Supplied passage:
◆ ◆ ◆
Wednesday, December 09, 2009

The Legend of the Three Silly Junk Bikes : Part Two

The Legend of the Three Silly Junk Bikes

Part Two

A brief history of the ‘Made in Rhodesia’ bicycle as recalled during a Police Anti Terrorist Unit patrol, Gokwe Tribal Trustland, Rhodesia, 1977.


Here is Part Two of the incredible story of how I got done-over by my bicycles. Please scroll down a bit if you are a late entry for Part One of this excruciating tale.



Me and Alan G. - Sengwa Base Camp, Gokwe TTL, New Years Eve 1976/7

I had been a ‘real policeman’ for almost two weeks! Please note ultra-cool digital watch.



‘Hello, I am Middle Silly Junk Bike, and your father bought me as a surprise present for your eleventh birthday.’

Surprised? I stared in horror at the thing.

‘And - I am Made in Rhodesia!’ it added proudly.
◆ ◆ ◆
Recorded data

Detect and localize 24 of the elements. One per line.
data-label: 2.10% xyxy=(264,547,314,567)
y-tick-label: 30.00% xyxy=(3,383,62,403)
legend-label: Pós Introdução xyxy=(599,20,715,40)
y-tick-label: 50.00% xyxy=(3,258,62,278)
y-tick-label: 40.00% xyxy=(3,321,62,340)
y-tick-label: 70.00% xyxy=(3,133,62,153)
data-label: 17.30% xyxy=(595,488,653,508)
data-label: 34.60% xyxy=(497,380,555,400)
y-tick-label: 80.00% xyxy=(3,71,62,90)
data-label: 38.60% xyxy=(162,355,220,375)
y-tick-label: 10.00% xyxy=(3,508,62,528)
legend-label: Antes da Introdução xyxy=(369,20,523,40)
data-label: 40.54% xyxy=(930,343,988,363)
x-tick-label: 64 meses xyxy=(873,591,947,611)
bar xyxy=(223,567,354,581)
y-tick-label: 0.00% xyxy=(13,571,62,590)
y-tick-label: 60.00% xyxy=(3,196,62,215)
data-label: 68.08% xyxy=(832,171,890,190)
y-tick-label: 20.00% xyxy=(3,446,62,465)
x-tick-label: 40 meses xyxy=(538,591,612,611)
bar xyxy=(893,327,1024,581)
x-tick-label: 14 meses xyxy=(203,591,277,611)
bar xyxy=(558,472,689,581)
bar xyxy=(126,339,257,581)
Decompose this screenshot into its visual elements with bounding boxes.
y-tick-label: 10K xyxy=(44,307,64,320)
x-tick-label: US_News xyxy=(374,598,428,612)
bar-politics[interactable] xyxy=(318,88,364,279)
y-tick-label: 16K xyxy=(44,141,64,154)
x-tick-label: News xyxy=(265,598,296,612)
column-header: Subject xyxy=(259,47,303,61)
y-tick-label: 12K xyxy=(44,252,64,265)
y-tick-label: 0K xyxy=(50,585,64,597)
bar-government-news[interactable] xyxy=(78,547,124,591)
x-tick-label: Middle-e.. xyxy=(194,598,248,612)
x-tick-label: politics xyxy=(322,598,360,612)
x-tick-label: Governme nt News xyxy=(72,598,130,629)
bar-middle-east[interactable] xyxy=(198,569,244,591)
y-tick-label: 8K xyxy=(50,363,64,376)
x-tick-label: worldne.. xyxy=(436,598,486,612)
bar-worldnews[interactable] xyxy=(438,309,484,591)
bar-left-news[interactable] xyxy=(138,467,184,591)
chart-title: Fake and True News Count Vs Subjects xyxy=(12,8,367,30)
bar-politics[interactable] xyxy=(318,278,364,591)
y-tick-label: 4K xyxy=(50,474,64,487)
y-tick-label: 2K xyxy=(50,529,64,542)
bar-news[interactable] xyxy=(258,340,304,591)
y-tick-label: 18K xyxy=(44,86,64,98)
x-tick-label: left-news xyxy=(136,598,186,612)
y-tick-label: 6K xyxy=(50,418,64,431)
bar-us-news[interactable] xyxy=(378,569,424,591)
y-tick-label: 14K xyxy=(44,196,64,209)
◆ ◆ ◆
Set tasks:
1. In the Three Silly Junk Bikes post, quote the text between "I had been a" and "at the thing.", inclusive.
2. Which year numbers appear in the Three Silly Junk Bikes post?
3. According to the Three Silly Junk Bikes post, how did Middle Silly Junk Bike come to the narrator?

Expected outputs:
1.
I had been a ‘real policeman’ for almost two weeks! Please note ultra-cool digital watch.



‘Hello, I am Middle Silly Junk Bike, and your father bought me as a surprise present for your eleventh birthday.’

Surprised? I stared in horror at the thing.

2. 2009, 1977, and 1976/7.

3. The narrator's father bought it as a surprise present for the narrator's eleventh birthday.